Report every line of the listing below in which the string "this" occurs.

========

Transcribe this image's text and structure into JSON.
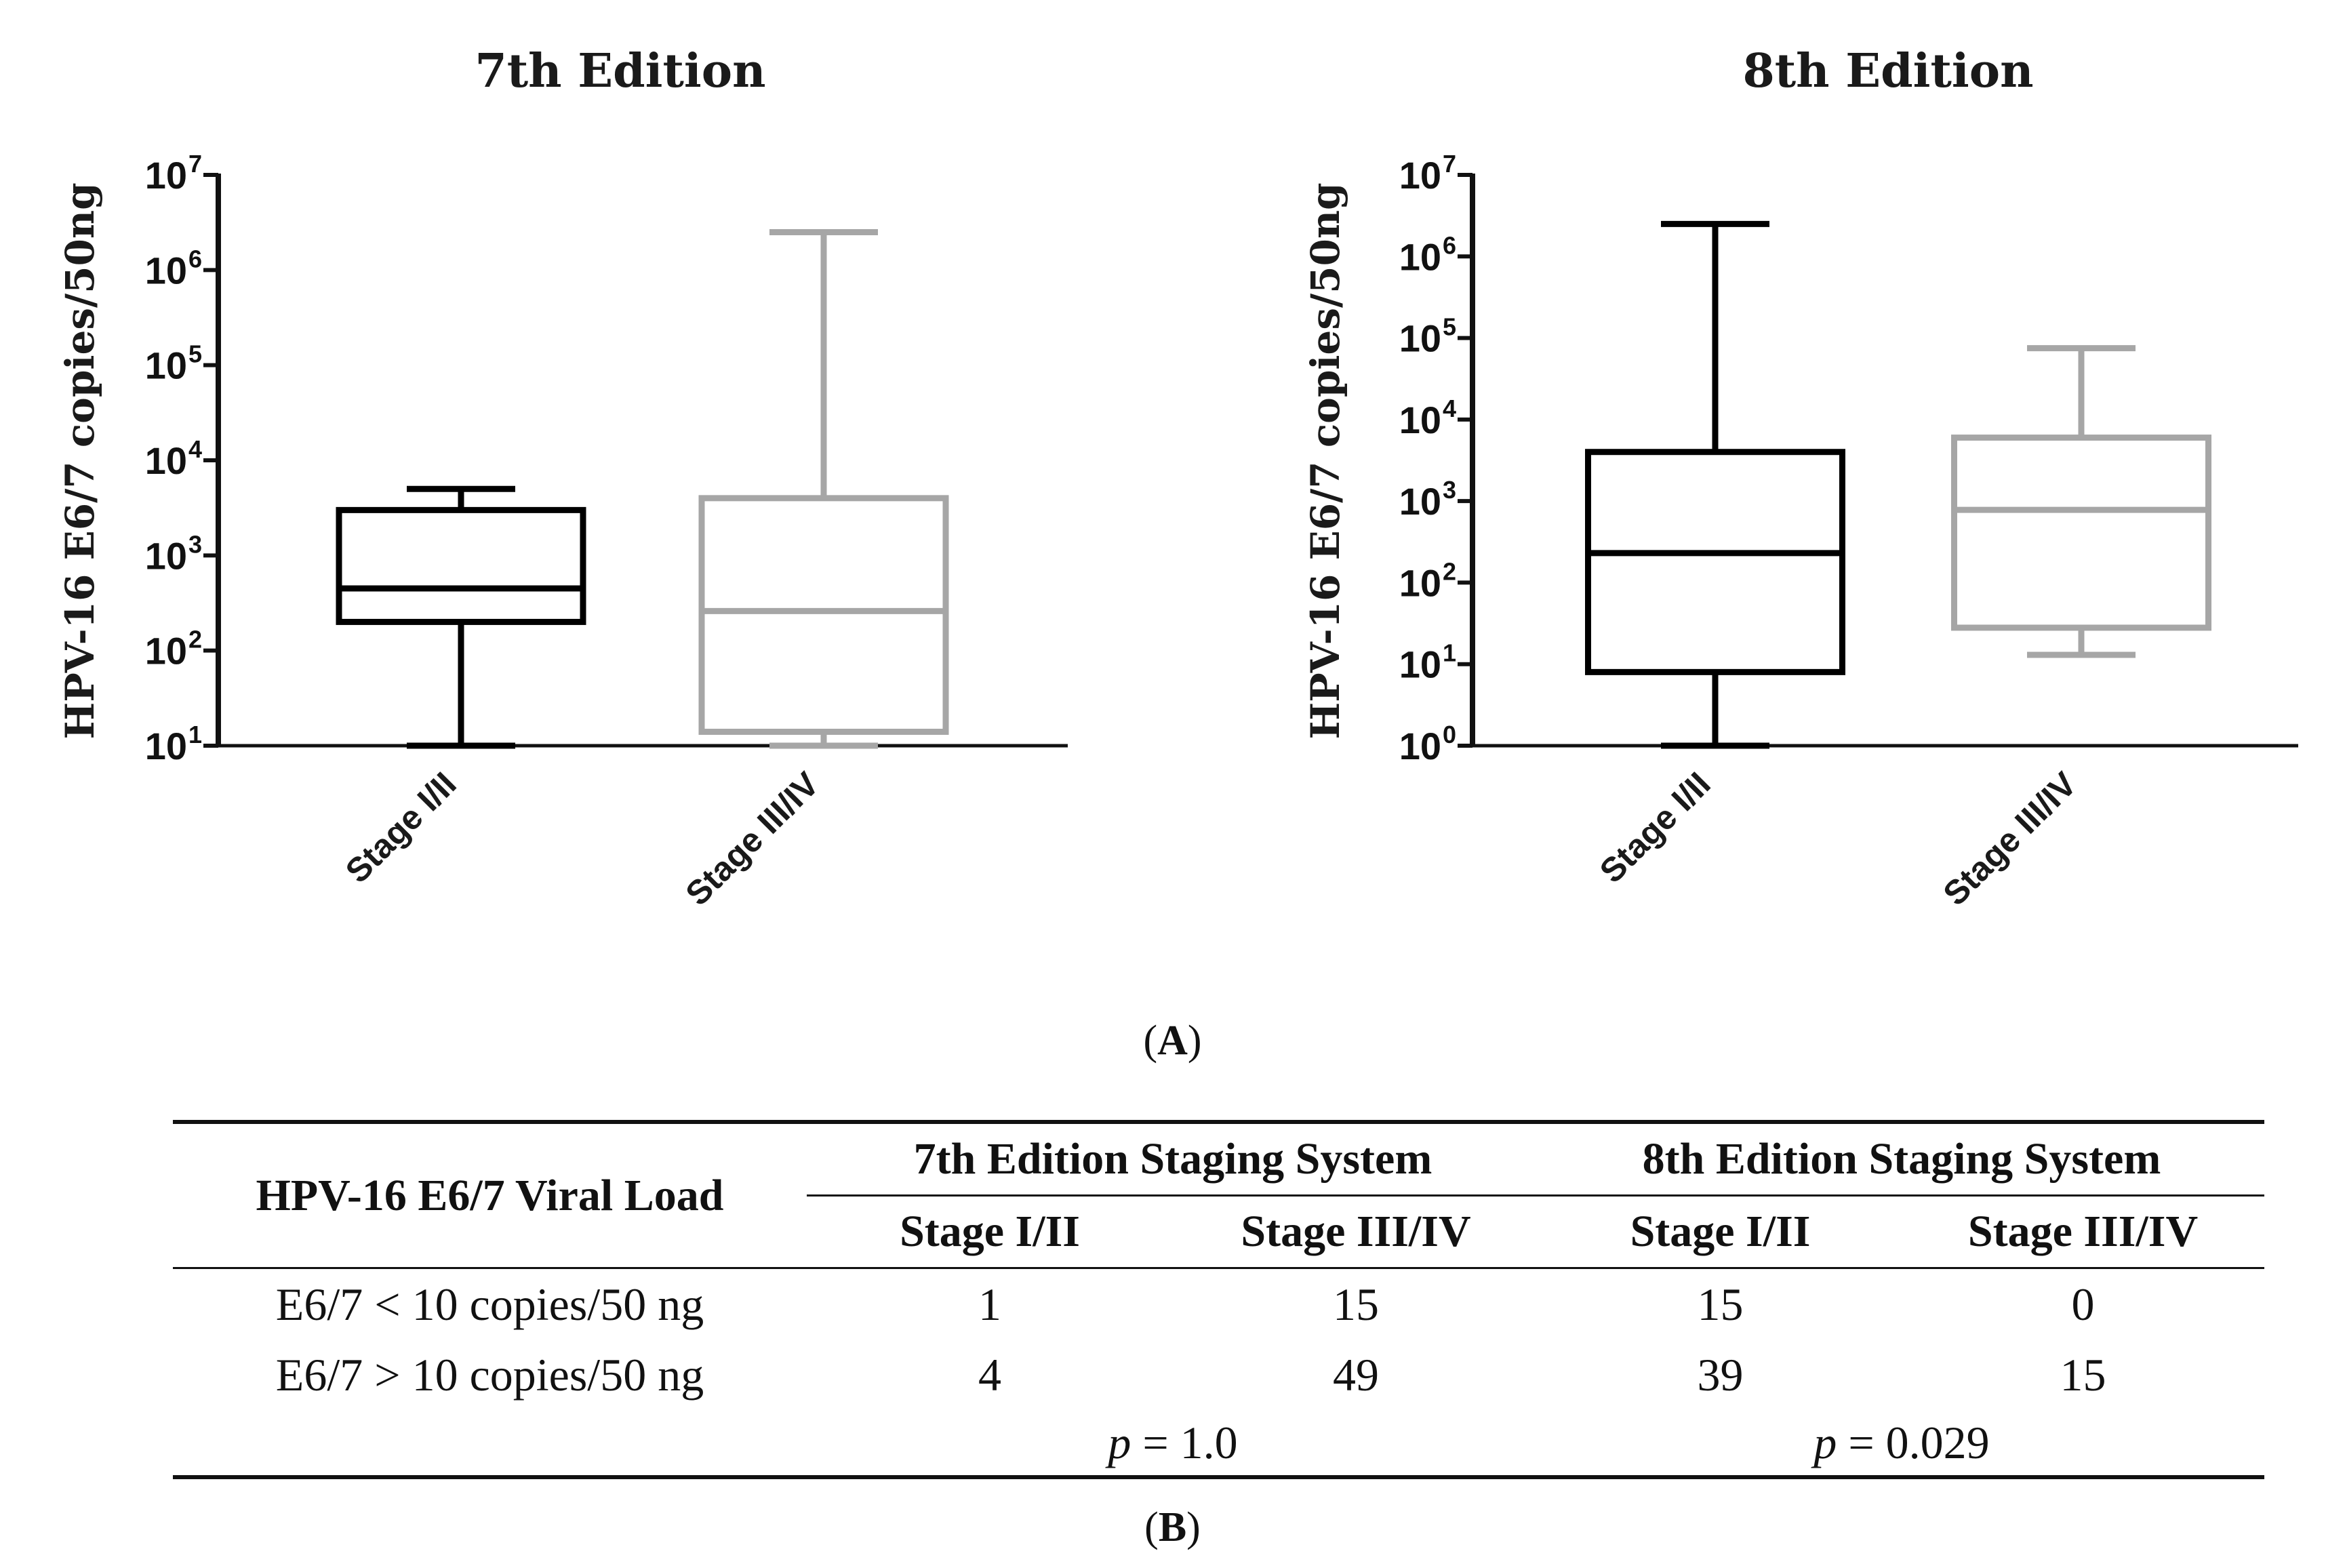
{
  "chart_data": [
    {
      "type": "boxplot",
      "title": "7th Edition",
      "ylabel": "HPV-16 E6/7 copies/50ng",
      "yscale": "log10",
      "ylim": [
        10,
        10000000
      ],
      "y_tick_exponents": [
        1,
        2,
        3,
        4,
        5,
        6,
        7
      ],
      "categories": [
        "Stage I/II",
        "Stage III/IV"
      ],
      "series": [
        {
          "name": "Stage I/II",
          "color": "#000000",
          "min": 10,
          "q1": 200,
          "median": 450,
          "q3": 3000,
          "max": 5000
        },
        {
          "name": "Stage III/IV",
          "color": "#a6a6a6",
          "min": 10,
          "q1": 14,
          "median": 260,
          "q3": 4000,
          "max": 2500000
        }
      ]
    },
    {
      "type": "boxplot",
      "title": "8th Edition",
      "ylabel": "HPV-16 E6/7 copies/50ng",
      "yscale": "log10",
      "ylim": [
        1,
        10000000
      ],
      "y_tick_exponents": [
        0,
        1,
        2,
        3,
        4,
        5,
        6,
        7
      ],
      "categories": [
        "Stage I/II",
        "Stage III/IV"
      ],
      "series": [
        {
          "name": "Stage I/II",
          "color": "#000000",
          "min": 1,
          "q1": 8,
          "median": 230,
          "q3": 4000,
          "max": 2500000
        },
        {
          "name": "Stage III/IV",
          "color": "#a6a6a6",
          "min": 13,
          "q1": 28,
          "median": 780,
          "q3": 6000,
          "max": 75000
        }
      ]
    }
  ],
  "panel_a_label": "A",
  "panel_b_label": "B",
  "table": {
    "row_header": "HPV-16 E6/7 Viral Load",
    "group_7": "7th Edition Staging System",
    "group_8": "8th Edition Staging System",
    "sub_headers": [
      "Stage I/II",
      "Stage III/IV",
      "Stage I/II",
      "Stage III/IV"
    ],
    "rows": [
      {
        "label": "E6/7 < 10 copies/50 ng",
        "values": [
          "1",
          "15",
          "15",
          "0"
        ]
      },
      {
        "label": "E6/7 > 10 copies/50 ng",
        "values": [
          "4",
          "49",
          "39",
          "15"
        ]
      }
    ],
    "p_symbol": "p",
    "p7": "= 1.0",
    "p8": "= 0.029"
  }
}
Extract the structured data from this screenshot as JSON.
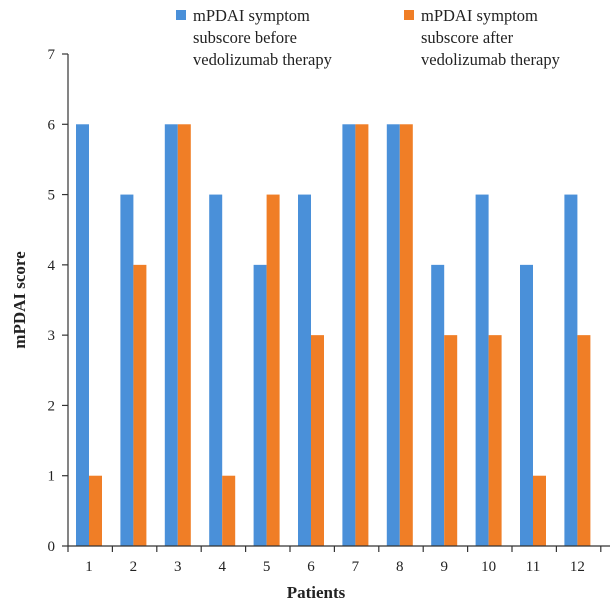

========

▸ **TASK ANSWER**
Transcribe this image's text and structure into JSON.
Extract the structured data from this screenshot as JSON.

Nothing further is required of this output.